* JOBS
1 - From the Swift grouping thread below, list every property declared in the struct StatEvents, along with its type.
2 - In the Swift grouping thread below, reproduce the passage from "var filteredArray1 : [StatEvents]" to "name gets different.".

───── EXCERPT TO READ ─────

How to group by the elements of an array in Swift

Question

Let's say that I have this code:

class Stat {
   var statEvents : [StatEvents] = []
}

struct StatEvents {
   var name: String
   var date: String
   var hours: Int
}


var currentStat = Stat()

currentStat.statEvents = [
   StatEvents(name: "lunch", date: "01-01-2015", hours: 1),
   StatEvents(name: "dinner", date: "01-01-2015", hours: 1),
   StatEvents(name: "dinner", date: "01-01-2015", hours: 1),
   StatEvents(name: "lunch", date: "01-01-2015", hours: 1),
   StatEvents(name: "dinner", date: "01-01-2015", hours: 1)
]

var filteredArray1 : [StatEvents] = []
var filteredArray2 : [StatEvents] = []

I could call as many times manually the next function in order to have 2 arrays grouped by "same name".

filteredArray1 = currentStat.statEvents.filter({$0.name == "dinner"})
filteredArray2 = currentStat.statEvents.filter({$0.name == "lunch"})

The problem is that I won't know the variable value, in this case "dinner" and "lunch", so I would like to group this array of statEvents automatically by name, so I get as many arrays as the name gets different.

How could I do that?

Answer 1

Swift 4:

Since Swift 4, this functionality has been added to the standard library. You can use it like so:

Dictionary(grouping: statEvents, by: { $0.name })

───── DATASET CONTENT ─────

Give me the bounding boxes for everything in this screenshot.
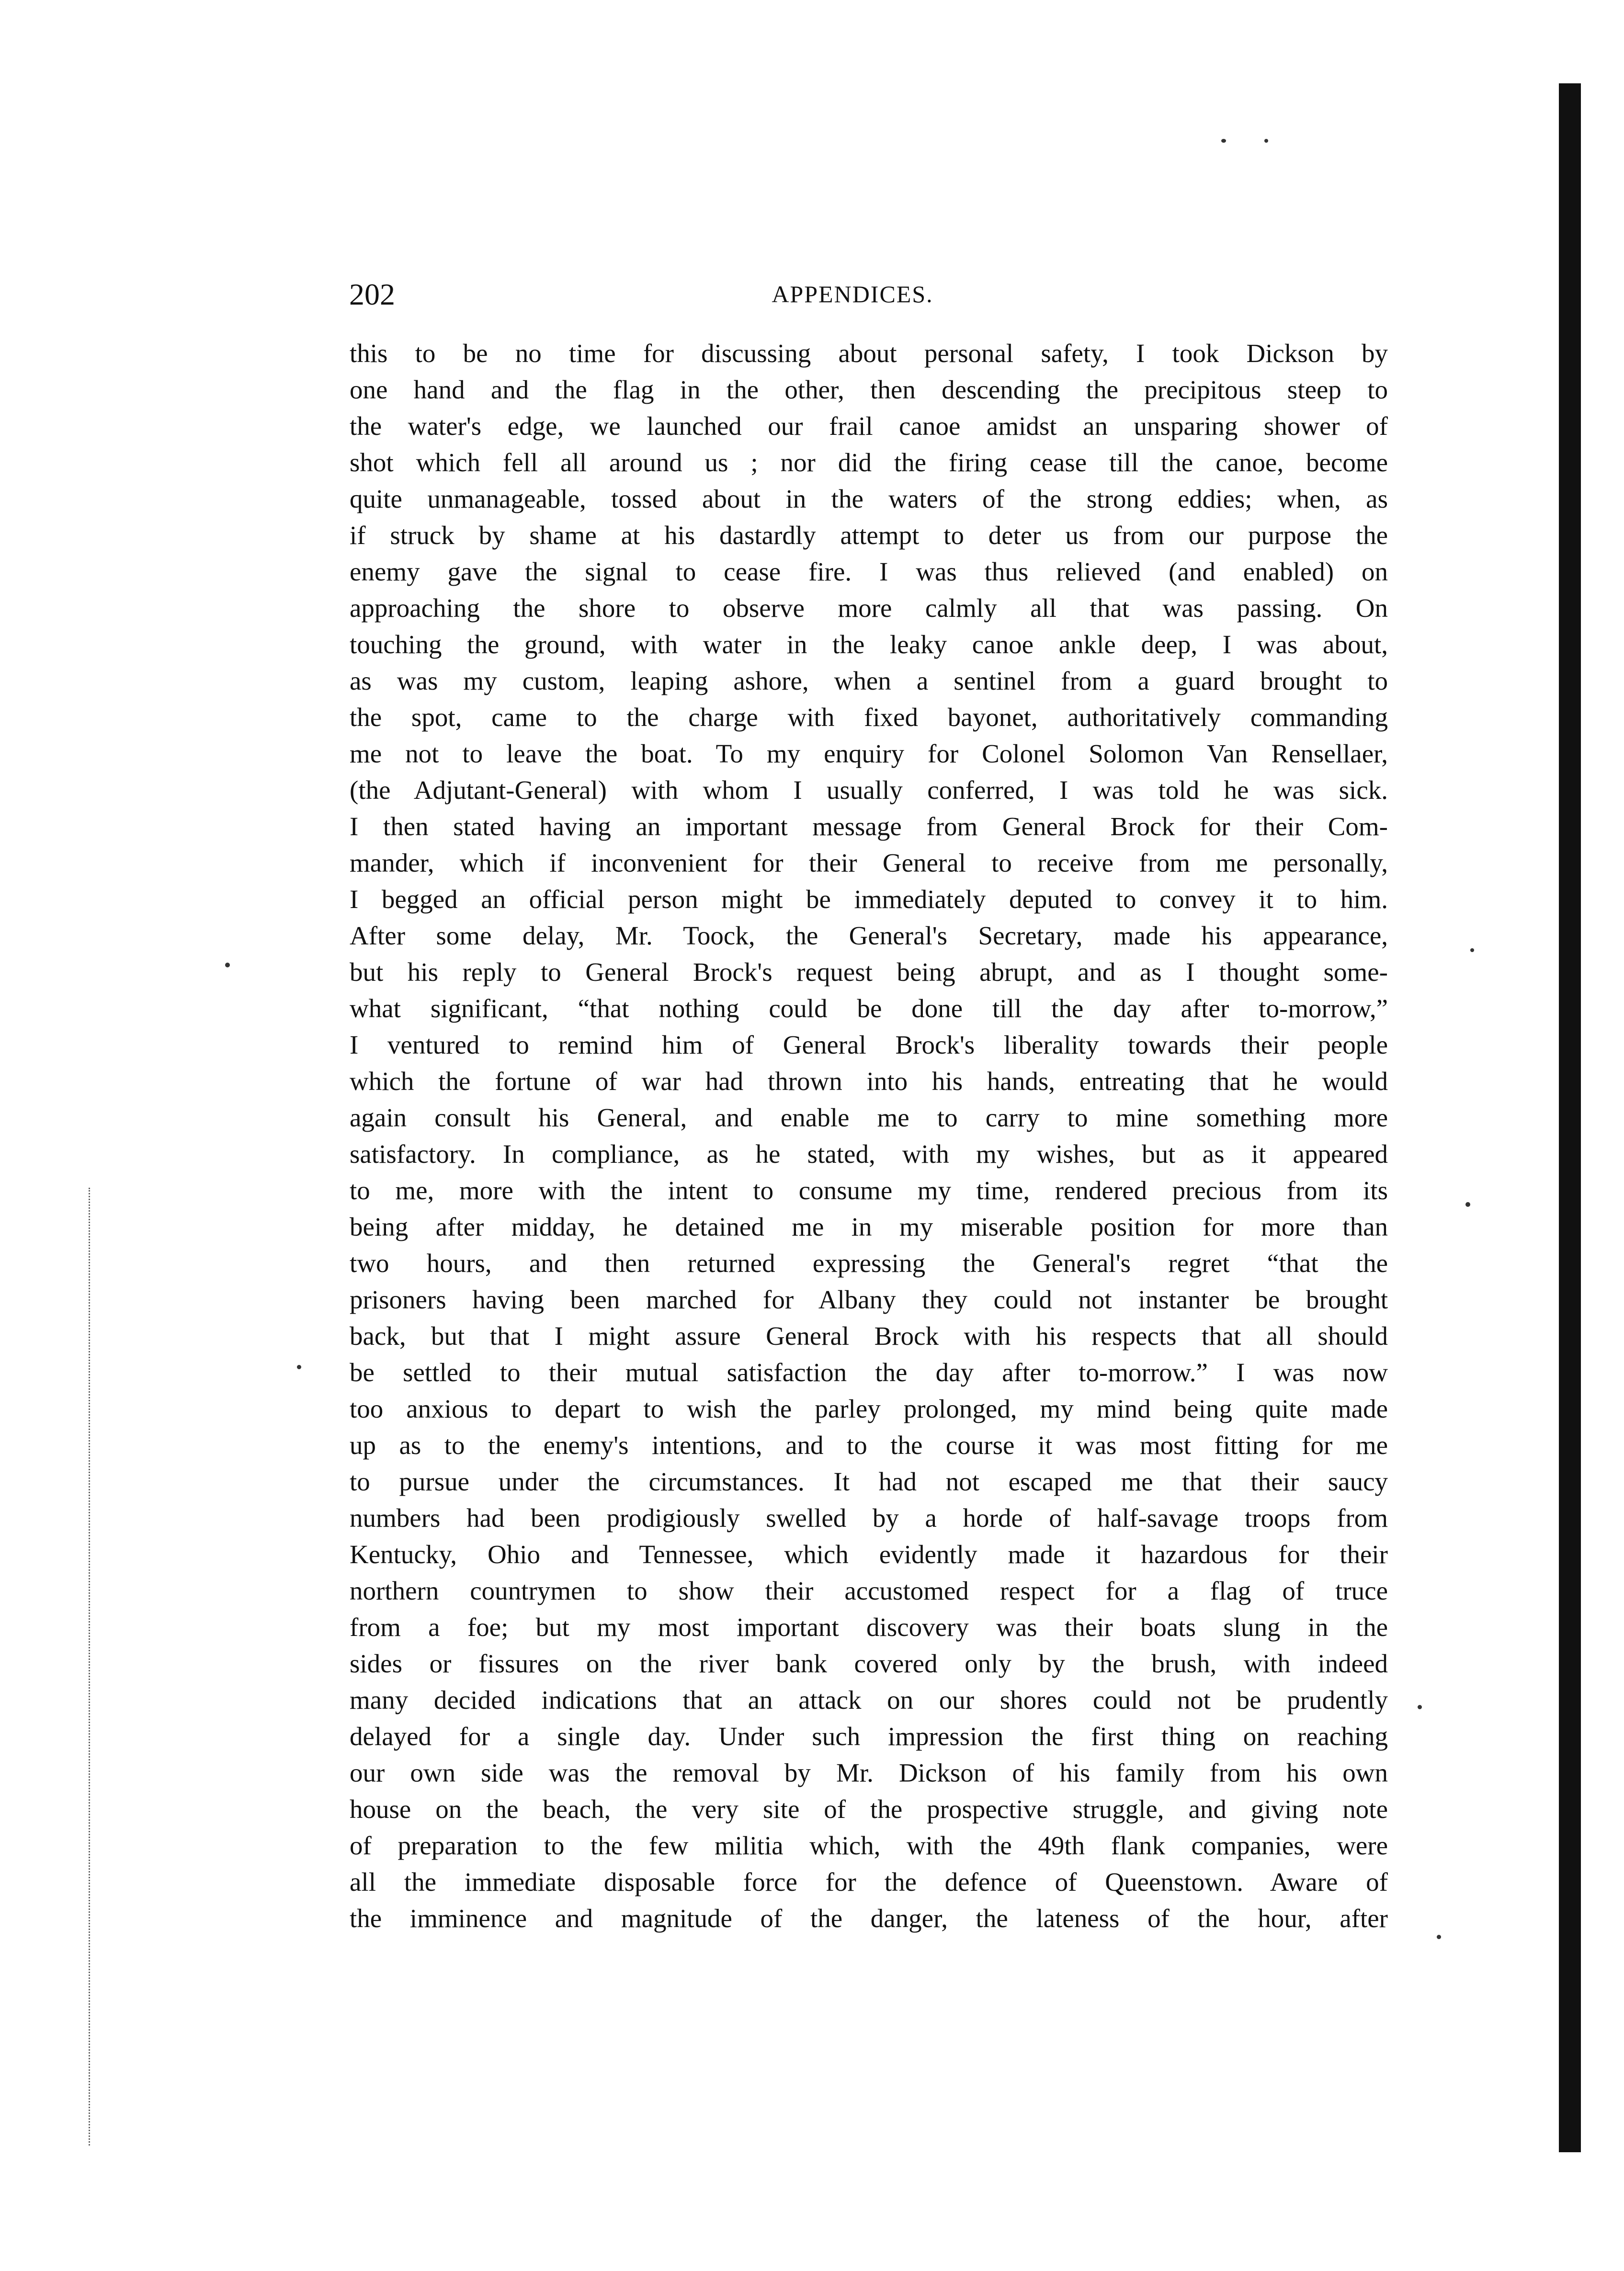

─────

* CORRECT ANSWERS
1 -
name: String
date: String
hours: Int

2 -
var filteredArray1 : [StatEvents] = []
var filteredArray2 : [StatEvents] = []

I could call as many times manually the next function in order to have 2 arrays grouped by "same name".

filteredArray1 = currentStat.statEvents.filter({$0.name == "dinner"})
filteredArray2 = currentStat.statEvents.filter({$0.name == "lunch"})

The problem is that I won't know the variable value, in this case "dinner" and "lunch", so I would like to group this array of statEvents automatically by name, so I get as many arrays as the name gets different.